Begin Entries provided
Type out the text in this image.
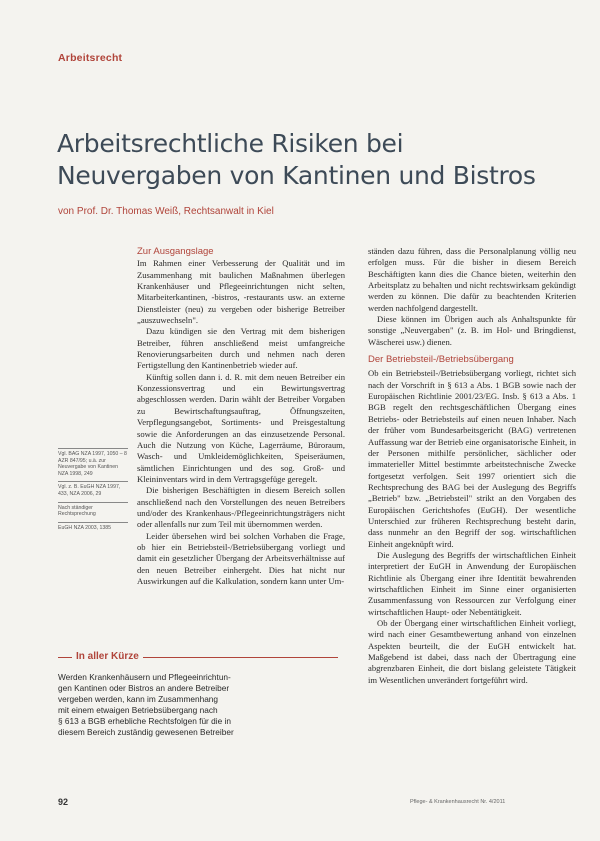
Arbeitsrecht
Arbeitsrechtliche Risiken bei
Neuvergaben von Kantinen und Bistros
von Prof. Dr. Thomas Weiß, Rechtsanwalt in Kiel
Zur Ausgangslage

Im Rahmen einer Verbesserung der Qualität und im Zusammenhang mit baulichen Maßnahmen überlegen Krankenhäuser und Pflegeeinrichtungen nicht selten, Mitarbeiterkantinen, -bistros, -restaurants usw. an externe Dienstleister (neu) zu vergeben oder bisherige Betreiber „auszuwechseln".

Dazu kündigen sie den Vertrag mit dem bisherigen Betreiber, führen anschließend meist umfangreiche Renovierungsarbeiten durch und nehmen nach deren Fertigstellung den Kantinenbetrieb wieder auf.

Künftig sollen dann i. d. R. mit dem neuen Betreiber ein Konzessionsvertrag und ein Bewirtungsvertrag abgeschlossen werden. Darin wählt der Betreiber Vorgaben zu Bewirtschaftungsauftrag, Öffnungszeiten, Verpflegungsangebot, Sortiments- und Preisgestaltung sowie die Anforderungen an das einzusetzende Personal. Auch die Nutzung von Küche, Lagerräume, Büroraum, Wasch- und Umkleidemöglichkeiten, Speiseräumen, sämtlichen Einrichtungen und des sog. Groß- und Kleininventars wird in dem Vertragsgefüge geregelt.

Die bisherigen Beschäftigten in diesem Bereich sollen anschließend nach den Vorstellungen des neuen Betreibers und/oder des Krankenhaus-/Pflegeeinrichtungsträgers nicht oder allenfalls nur zum Teil mit übernommen werden.

Leider übersehen wird bei solchen Vorhaben die Frage, ob hier ein Betriebsteil-/Betriebsübergang vorliegt und damit ein gesetzlicher Übergang der Arbeitsverhältnisse auf den neuen Betreiber einhergeht. Dies hat nicht nur Auswirkungen auf die Kalkulation, sondern kann unter Um-

ständen dazu führen, dass die Personalplanung völlig neu erfolgen muss. Für die bisher in diesem Bereich Beschäftigten kann dies die Chance bieten, weiterhin den Arbeitsplatz zu behalten und nicht rechtswirksam gekündigt werden zu können. Die dafür zu beachtenden Kriterien werden nachfolgend dargestellt.

Diese können im Übrigen auch als Anhaltspunkte für sonstige „Neuvergaben" (z. B. im Hol- und Bringdienst, Wäscherei usw.) dienen.

Der Betriebsteil-/Betriebsübergang

Ob ein Betriebsteil-/Betriebsübergang vorliegt, richtet sich nach der Vorschrift in § 613 a Abs. 1 BGB sowie nach der Europäischen Richtlinie 2001/23/EG. Insb. § 613 a Abs. 1 BGB regelt den rechtsgeschäftlichen Übergang eines Betriebs- oder Betriebsteils auf einen neuen Inhaber. Nach der früher vom Bundesarbeitsgericht (BAG) vertretenen Auffassung war der Betrieb eine organisatorische Einheit, in der Personen mithilfe persönlicher, sächlicher oder immaterieller Mittel bestimmte arbeitstechnische Zwecke fortgesetzt verfolgen. Seit 1997 orientiert sich die Rechtsprechung des BAG bei der Auslegung des Begriffs „Betrieb" bzw. „Betriebsteil" strikt an den Vorgaben des Europäischen Gerichtshofes (EuGH). Der wesentliche Unterschied zur früheren Rechtsprechung besteht darin, dass nunmehr an den Begriff der sog. wirtschaftlichen Einheit angeknüpft wird.

Die Auslegung des Begriffs der wirtschaftlichen Einheit interpretiert der EuGH in Anwendung der Europäischen Richtlinie als Übergang einer ihre Identität bewahrenden wirtschaftlichen Einheit im Sinne einer organisierten Zusammenfassung von Ressourcen zur Verfolgung einer wirtschaftlichen Haupt- oder Nebentätigkeit.

Ob der Übergang einer wirtschaftlichen Einheit vorliegt, wird nach einer Gesamtbewertung anhand von einzelnen Aspekten beurteilt, die der EuGH entwickelt hat. Maßgebend ist dabei, dass nach der Übertragung eine abgrenzbaren Einheit, die dort bislang geleistete Tätigkeit im Wesentlichen unverändert fortgeführt wird.

Vgl. BAG NZA 1997, 1050 – 8 AZR 847/95; u.ä. zur Neuvergabe von Kantinen NZA 1998, 249
Vgl. z. B. EuGH NZA 1997, 433, NZA 2006, 29
Nach ständiger Rechtsprechung
EuGH NZA 2003, 1385
In aller Kürze
Werden Krankenhäusern und Pflegeeinrichtun-
gen Kantinen oder Bistros an andere Betreiber
vergeben werden, kann im Zusammenhang
mit einem etwaigen Betriebsübergang nach
§ 613 a BGB erhebliche Rechtsfolgen für die in
diesem Bereich zuständig gewesenen Betreiber
92	Pflege- & Krankenhausrecht Nr. 4/2011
End Entries provided
◆ **Instructions to follow**:
Pictures in the data above should not be copied; transcribe everything else exactly.

◆ **Written answer**:
Type out the text in this image.
Arbeitsrecht
Arbeitsrechtliche Risiken bei
Neuvergaben von Kantinen und Bistros
von Prof. Dr. Thomas Weiß, Rechtsanwalt in Kiel
Zur Ausgangslage

Im Rahmen einer Verbesserung der Qualität und im Zusammenhang mit baulichen Maßnahmen überlegen Krankenhäuser und Pflegeeinrichtungen nicht selten, Mitarbeiterkantinen, -bistros, -restaurants usw. an externe Dienstleister (neu) zu vergeben oder bisherige Betreiber „auszuwechseln".

Dazu kündigen sie den Vertrag mit dem bisherigen Betreiber, führen anschließend meist umfangreiche Renovierungsarbeiten durch und nehmen nach deren Fertigstellung den Kantinenbetrieb wieder auf.

Künftig sollen dann i. d. R. mit dem neuen Betreiber ein Konzessionsvertrag und ein Bewirtungsvertrag abgeschlossen werden. Darin wählt der Betreiber Vorgaben zu Bewirtschaftungsauftrag, Öffnungszeiten, Verpflegungsangebot, Sortiments- und Preisgestaltung sowie die Anforderungen an das einzusetzende Personal. Auch die Nutzung von Küche, Lagerräume, Büroraum, Wasch- und Umkleidemöglichkeiten, Speiseräumen, sämtlichen Einrichtungen und des sog. Groß- und Kleininventars wird in dem Vertragsgefüge geregelt.

Die bisherigen Beschäftigten in diesem Bereich sollen anschließend nach den Vorstellungen des neuen Betreibers und/oder des Krankenhaus-/Pflegeeinrichtungsträgers nicht oder allenfalls nur zum Teil mit übernommen werden.

Leider übersehen wird bei solchen Vorhaben die Frage, ob hier ein Betriebsteil-/Betriebsübergang vorliegt und damit ein gesetzlicher Übergang der Arbeitsverhältnisse auf den neuen Betreiber einhergeht. Dies hat nicht nur Auswirkungen auf die Kalkulation, sondern kann unter Um-

ständen dazu führen, dass die Personalplanung völlig neu erfolgen muss. Für die bisher in diesem Bereich Beschäftigten kann dies die Chance bieten, weiterhin den Arbeitsplatz zu behalten und nicht rechtswirksam gekündigt werden zu können. Die dafür zu beachtenden Kriterien werden nachfolgend dargestellt.

Diese können im Übrigen auch als Anhaltspunkte für sonstige „Neuvergaben" (z. B. im Hol- und Bringdienst, Wäscherei usw.) dienen.

Der Betriebsteil-/Betriebsübergang

Ob ein Betriebsteil-/Betriebsübergang vorliegt, richtet sich nach der Vorschrift in § 613 a Abs. 1 BGB sowie nach der Europäischen Richtlinie 2001/23/EG. Insb. § 613 a Abs. 1 BGB regelt den rechtsgeschäftlichen Übergang eines Betriebs- oder Betriebsteils auf einen neuen Inhaber. Nach der früher vom Bundesarbeitsgericht (BAG) vertretenen Auffassung war der Betrieb eine organisatorische Einheit, in der Personen mithilfe persönlicher, sächlicher oder immaterieller Mittel bestimmte arbeitstechnische Zwecke fortgesetzt verfolgen. Seit 1997 orientiert sich die Rechtsprechung des BAG bei der Auslegung des Begriffs „Betrieb" bzw. „Betriebsteil" strikt an den Vorgaben des Europäischen Gerichtshofes (EuGH). Der wesentliche Unterschied zur früheren Rechtsprechung besteht darin, dass nunmehr an den Begriff der sog. wirtschaftlichen Einheit angeknüpft wird.

Die Auslegung des Begriffs der wirtschaftlichen Einheit interpretiert der EuGH in Anwendung der Europäischen Richtlinie als Übergang einer ihre Identität bewahrenden wirtschaftlichen Einheit im Sinne einer organisierten Zusammenfassung von Ressourcen zur Verfolgung einer wirtschaftlichen Haupt- oder Nebentätigkeit.

Ob der Übergang einer wirtschaftlichen Einheit vorliegt, wird nach einer Gesamtbewertung anhand von einzelnen Aspekten beurteilt, die der EuGH entwickelt hat. Maßgebend ist dabei, dass nach der Übertragung eine abgrenzbaren Einheit, die dort bislang geleistete Tätigkeit im Wesentlichen unverändert fortgeführt wird.

Vgl. BAG NZA 1997, 1050 – 8 AZR 847/95; u.ä. zur Neuvergabe von Kantinen NZA 1998, 249
Vgl. z. B. EuGH NZA 1997, 433, NZA 2006, 29
Nach ständiger Rechtsprechung
EuGH NZA 2003, 1385
In aller Kürze
Werden Krankenhäusern und Pflegeeinrichtun-
gen Kantinen oder Bistros an andere Betreiber
vergeben werden, kann im Zusammenhang
mit einem etwaigen Betriebsübergang nach
§ 613 a BGB erhebliche Rechtsfolgen für die in
diesem Bereich zuständig gewesenen Betreiber
92	Pflege- & Krankenhausrecht Nr. 4/2011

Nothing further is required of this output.